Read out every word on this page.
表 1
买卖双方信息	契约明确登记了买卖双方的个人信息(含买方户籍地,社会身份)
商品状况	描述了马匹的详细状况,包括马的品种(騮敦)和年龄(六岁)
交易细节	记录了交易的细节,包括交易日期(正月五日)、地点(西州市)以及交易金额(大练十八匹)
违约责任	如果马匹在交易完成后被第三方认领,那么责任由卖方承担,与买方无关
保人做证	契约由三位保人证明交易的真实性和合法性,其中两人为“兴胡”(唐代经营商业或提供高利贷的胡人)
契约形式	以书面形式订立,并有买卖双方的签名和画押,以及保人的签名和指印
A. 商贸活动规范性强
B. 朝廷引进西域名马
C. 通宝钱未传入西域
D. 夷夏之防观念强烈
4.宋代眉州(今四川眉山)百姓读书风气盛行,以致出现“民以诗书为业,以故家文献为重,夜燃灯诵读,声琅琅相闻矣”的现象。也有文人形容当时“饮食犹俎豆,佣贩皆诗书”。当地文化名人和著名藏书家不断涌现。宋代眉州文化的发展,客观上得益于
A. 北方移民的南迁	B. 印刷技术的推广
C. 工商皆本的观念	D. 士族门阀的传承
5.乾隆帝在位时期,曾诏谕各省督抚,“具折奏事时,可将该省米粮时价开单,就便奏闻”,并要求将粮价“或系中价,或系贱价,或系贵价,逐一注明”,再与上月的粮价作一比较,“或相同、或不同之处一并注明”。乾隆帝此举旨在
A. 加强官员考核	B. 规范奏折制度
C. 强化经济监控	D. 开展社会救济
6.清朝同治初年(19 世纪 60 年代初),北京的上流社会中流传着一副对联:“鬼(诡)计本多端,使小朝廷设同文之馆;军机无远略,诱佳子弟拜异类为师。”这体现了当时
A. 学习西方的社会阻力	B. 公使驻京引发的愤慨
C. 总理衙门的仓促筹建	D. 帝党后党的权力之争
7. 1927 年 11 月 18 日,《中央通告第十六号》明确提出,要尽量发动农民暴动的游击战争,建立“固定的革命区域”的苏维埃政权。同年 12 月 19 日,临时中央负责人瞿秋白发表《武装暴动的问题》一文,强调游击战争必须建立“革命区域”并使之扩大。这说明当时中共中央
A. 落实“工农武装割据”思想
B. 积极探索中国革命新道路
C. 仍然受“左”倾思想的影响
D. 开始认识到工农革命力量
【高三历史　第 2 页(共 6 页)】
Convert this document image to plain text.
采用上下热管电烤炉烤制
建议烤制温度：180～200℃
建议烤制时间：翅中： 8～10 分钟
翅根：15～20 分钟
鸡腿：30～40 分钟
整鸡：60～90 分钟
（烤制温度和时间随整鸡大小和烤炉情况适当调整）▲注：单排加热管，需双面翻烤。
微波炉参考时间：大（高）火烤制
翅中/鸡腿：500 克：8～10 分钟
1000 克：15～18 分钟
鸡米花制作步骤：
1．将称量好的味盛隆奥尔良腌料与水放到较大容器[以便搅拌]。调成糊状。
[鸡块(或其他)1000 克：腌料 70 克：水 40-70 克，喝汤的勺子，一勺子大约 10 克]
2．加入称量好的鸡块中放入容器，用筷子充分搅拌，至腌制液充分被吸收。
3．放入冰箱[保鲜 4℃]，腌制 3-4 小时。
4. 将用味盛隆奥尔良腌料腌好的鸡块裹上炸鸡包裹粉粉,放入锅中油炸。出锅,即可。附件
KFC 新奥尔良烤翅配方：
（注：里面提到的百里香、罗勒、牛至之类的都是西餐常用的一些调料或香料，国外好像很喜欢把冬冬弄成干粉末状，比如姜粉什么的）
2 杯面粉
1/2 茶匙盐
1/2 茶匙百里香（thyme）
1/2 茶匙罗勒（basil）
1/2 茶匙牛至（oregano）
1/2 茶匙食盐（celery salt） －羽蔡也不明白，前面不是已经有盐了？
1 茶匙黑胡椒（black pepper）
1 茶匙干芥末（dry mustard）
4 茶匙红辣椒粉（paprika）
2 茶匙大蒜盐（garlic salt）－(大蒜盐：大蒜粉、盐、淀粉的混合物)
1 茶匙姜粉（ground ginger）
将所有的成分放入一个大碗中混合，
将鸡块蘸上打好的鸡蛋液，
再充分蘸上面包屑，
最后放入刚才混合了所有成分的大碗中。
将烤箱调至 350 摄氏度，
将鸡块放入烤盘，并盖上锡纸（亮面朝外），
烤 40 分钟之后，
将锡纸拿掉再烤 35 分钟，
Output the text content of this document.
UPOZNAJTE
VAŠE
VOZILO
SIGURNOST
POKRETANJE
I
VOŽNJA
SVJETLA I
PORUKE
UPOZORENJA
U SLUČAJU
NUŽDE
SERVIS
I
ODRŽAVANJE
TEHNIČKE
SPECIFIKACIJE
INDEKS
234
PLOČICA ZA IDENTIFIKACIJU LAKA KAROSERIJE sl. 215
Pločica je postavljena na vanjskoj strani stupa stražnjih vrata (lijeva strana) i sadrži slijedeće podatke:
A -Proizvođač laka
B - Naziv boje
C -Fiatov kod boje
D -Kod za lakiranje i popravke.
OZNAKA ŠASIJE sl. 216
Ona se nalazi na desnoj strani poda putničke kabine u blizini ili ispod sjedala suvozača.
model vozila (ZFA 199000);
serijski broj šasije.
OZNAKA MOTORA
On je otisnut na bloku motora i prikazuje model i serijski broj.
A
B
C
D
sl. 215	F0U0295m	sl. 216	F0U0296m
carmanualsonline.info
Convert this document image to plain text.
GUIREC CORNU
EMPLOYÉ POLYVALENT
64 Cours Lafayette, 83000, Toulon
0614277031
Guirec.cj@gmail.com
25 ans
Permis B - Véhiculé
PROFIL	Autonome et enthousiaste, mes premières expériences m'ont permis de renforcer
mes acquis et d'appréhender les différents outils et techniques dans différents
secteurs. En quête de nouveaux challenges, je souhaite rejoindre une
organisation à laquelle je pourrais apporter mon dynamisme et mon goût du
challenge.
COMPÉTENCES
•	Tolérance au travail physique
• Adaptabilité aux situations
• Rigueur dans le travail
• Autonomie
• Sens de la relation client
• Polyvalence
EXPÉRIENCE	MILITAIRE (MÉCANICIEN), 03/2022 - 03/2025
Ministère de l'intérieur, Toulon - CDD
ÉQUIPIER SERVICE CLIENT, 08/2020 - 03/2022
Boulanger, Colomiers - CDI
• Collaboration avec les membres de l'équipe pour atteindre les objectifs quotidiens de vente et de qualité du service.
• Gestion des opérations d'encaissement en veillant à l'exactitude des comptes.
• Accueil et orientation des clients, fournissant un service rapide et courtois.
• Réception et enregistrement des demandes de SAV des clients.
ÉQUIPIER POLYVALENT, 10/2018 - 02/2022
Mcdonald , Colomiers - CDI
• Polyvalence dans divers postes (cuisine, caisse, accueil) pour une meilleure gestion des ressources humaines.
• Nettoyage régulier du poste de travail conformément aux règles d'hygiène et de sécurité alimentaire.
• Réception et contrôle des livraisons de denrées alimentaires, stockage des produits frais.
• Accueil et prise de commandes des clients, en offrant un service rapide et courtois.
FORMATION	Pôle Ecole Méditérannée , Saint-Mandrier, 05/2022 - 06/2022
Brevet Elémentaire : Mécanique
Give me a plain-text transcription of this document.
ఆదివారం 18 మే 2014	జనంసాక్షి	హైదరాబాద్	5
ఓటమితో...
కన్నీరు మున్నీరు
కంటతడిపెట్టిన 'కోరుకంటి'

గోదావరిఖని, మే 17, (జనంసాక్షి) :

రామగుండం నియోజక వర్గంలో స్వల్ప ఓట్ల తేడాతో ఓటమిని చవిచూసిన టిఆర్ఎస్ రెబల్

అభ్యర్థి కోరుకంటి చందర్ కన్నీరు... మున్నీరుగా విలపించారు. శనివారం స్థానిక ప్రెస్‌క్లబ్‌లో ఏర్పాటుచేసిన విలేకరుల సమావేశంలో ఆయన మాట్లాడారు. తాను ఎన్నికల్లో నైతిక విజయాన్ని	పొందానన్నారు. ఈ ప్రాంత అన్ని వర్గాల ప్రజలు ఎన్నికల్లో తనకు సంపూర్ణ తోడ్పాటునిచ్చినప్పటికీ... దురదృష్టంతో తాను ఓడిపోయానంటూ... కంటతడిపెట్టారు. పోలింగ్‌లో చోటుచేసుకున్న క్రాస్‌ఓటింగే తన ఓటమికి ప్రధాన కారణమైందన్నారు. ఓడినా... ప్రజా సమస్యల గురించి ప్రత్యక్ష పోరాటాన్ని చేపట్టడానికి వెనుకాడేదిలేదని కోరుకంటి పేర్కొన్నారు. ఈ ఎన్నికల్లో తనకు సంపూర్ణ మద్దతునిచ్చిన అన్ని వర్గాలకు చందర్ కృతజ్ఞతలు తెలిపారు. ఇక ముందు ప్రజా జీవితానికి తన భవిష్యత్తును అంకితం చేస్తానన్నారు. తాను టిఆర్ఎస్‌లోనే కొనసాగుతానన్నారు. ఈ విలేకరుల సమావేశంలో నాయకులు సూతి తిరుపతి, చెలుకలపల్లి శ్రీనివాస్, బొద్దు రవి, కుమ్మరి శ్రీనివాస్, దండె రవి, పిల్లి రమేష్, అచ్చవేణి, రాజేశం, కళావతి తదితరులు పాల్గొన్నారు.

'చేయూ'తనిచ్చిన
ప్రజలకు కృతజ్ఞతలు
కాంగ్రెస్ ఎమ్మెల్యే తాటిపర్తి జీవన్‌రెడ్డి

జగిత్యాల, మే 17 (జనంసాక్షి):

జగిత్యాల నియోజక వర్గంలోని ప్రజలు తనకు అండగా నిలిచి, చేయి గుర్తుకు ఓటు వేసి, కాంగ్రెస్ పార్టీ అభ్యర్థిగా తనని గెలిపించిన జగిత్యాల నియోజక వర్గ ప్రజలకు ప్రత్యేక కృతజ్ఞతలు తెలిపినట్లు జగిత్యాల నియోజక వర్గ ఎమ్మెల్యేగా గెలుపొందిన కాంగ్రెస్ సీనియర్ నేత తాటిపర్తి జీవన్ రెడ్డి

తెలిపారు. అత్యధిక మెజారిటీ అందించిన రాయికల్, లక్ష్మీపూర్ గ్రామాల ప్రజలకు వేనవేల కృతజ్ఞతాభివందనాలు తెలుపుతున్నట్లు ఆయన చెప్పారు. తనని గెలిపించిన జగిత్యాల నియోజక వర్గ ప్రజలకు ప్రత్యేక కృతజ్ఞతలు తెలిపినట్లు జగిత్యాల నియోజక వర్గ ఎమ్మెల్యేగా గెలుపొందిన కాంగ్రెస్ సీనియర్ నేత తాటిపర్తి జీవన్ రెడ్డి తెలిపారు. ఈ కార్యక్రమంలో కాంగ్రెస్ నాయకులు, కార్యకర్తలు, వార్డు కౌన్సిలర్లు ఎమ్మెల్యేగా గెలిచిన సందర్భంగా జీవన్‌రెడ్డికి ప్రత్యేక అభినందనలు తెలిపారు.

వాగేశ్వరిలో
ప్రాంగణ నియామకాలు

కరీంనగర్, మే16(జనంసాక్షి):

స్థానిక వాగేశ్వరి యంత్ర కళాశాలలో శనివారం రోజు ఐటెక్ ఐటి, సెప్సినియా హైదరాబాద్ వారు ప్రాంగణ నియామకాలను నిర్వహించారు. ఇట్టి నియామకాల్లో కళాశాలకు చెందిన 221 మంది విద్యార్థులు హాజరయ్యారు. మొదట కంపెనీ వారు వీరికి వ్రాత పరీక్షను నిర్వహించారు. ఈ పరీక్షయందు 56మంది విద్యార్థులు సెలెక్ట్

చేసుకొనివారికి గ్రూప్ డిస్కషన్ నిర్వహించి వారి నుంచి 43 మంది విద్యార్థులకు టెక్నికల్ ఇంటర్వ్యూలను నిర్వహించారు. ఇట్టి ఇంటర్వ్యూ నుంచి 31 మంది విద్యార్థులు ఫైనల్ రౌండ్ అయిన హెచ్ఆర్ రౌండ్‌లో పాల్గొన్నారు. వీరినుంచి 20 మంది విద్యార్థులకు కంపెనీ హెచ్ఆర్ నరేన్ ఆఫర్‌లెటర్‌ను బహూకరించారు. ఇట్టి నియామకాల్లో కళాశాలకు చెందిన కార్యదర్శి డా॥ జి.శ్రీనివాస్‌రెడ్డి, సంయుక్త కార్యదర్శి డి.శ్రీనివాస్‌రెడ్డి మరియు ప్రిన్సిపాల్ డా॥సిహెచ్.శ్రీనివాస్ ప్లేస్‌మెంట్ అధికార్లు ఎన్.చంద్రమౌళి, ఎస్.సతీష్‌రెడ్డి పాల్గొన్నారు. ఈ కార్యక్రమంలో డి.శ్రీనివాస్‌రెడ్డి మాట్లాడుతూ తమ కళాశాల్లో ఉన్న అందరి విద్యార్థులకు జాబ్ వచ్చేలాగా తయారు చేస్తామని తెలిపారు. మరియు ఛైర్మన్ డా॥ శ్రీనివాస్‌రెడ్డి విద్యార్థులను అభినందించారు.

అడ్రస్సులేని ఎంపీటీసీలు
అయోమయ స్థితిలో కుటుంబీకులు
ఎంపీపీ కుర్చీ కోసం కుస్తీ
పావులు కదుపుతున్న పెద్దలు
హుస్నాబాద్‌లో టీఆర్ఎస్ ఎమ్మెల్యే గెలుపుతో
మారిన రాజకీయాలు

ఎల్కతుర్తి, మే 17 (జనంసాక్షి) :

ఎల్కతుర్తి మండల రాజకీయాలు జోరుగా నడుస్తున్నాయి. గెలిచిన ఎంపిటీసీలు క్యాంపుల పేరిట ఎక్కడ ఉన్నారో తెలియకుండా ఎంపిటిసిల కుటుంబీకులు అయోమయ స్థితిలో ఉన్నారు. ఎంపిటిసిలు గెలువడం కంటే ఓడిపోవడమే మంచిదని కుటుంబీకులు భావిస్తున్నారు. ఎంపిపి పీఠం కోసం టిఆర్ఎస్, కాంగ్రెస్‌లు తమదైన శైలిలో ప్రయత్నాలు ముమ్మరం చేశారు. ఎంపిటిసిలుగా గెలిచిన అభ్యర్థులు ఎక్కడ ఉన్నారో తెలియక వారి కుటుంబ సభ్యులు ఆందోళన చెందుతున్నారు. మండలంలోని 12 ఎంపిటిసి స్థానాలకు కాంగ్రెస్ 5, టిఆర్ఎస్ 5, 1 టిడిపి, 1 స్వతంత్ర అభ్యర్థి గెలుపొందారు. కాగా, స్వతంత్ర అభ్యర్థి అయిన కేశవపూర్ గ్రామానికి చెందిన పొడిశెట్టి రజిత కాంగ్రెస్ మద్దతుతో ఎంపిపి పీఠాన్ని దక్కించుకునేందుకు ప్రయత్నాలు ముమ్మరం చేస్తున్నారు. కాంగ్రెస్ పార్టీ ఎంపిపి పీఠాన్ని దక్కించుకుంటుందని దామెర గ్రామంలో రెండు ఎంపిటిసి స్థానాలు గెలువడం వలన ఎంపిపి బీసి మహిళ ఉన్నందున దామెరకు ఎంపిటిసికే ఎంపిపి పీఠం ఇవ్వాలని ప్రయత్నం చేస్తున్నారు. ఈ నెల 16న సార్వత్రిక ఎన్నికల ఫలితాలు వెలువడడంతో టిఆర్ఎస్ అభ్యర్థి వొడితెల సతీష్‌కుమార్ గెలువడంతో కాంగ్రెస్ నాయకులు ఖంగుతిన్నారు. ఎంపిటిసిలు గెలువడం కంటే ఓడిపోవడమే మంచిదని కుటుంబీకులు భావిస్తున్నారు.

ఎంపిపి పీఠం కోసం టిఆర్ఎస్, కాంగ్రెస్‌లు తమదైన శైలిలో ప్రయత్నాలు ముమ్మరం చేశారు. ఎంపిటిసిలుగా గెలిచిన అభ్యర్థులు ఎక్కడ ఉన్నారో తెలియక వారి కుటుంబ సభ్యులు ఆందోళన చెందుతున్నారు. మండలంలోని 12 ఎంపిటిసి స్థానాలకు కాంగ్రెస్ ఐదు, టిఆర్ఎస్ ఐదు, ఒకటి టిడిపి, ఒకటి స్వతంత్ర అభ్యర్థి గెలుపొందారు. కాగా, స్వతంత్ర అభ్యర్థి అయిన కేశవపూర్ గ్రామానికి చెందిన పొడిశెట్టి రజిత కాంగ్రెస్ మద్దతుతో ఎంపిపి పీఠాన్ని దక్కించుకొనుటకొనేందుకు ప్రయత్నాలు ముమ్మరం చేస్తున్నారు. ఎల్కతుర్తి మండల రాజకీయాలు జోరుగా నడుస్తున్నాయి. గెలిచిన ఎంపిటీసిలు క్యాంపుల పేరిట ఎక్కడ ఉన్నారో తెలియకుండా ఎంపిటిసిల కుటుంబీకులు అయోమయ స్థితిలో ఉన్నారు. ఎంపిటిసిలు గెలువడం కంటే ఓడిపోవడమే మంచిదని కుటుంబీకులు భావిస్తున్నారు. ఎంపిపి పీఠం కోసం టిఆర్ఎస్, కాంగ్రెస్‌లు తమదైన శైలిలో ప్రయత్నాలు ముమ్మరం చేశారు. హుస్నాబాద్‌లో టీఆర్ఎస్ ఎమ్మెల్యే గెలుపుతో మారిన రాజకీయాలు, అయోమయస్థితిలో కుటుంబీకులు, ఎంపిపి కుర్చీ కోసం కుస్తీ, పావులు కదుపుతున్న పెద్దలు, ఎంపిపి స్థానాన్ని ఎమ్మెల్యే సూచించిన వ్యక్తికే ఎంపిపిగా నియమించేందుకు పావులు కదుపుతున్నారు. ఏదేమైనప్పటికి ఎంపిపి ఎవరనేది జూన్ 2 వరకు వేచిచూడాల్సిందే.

• • •

Provide the number of lines in the entries that include "strani", and no other text.

2